Problem details =
Check each line of the material below for the string "lượng", then report how many lines have it, and nothing else.

(Records from a collection)
* START *

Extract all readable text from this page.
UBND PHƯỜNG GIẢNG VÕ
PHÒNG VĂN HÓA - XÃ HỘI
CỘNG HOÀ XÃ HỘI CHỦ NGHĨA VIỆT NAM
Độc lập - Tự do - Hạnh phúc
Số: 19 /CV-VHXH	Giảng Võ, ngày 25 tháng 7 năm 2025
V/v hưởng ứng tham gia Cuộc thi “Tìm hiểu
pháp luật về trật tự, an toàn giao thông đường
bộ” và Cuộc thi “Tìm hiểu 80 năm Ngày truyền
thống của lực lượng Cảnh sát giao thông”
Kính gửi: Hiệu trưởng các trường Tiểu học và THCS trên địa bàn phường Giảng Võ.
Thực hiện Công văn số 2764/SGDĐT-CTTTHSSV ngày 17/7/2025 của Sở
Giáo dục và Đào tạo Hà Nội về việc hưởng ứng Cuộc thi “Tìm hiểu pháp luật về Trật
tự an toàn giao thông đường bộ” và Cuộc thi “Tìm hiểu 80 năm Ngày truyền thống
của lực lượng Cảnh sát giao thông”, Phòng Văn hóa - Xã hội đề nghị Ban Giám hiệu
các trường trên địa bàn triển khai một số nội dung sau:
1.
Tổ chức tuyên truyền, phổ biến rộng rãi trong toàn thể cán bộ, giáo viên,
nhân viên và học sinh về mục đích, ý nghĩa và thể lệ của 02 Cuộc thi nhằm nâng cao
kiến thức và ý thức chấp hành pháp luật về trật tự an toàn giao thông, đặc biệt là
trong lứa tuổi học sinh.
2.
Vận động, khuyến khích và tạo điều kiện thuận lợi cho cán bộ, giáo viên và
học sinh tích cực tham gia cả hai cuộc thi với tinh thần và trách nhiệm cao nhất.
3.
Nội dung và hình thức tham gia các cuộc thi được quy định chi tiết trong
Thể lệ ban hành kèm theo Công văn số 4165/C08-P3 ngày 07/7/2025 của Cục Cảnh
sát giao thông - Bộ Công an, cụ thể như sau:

* END *

Output of the task =
2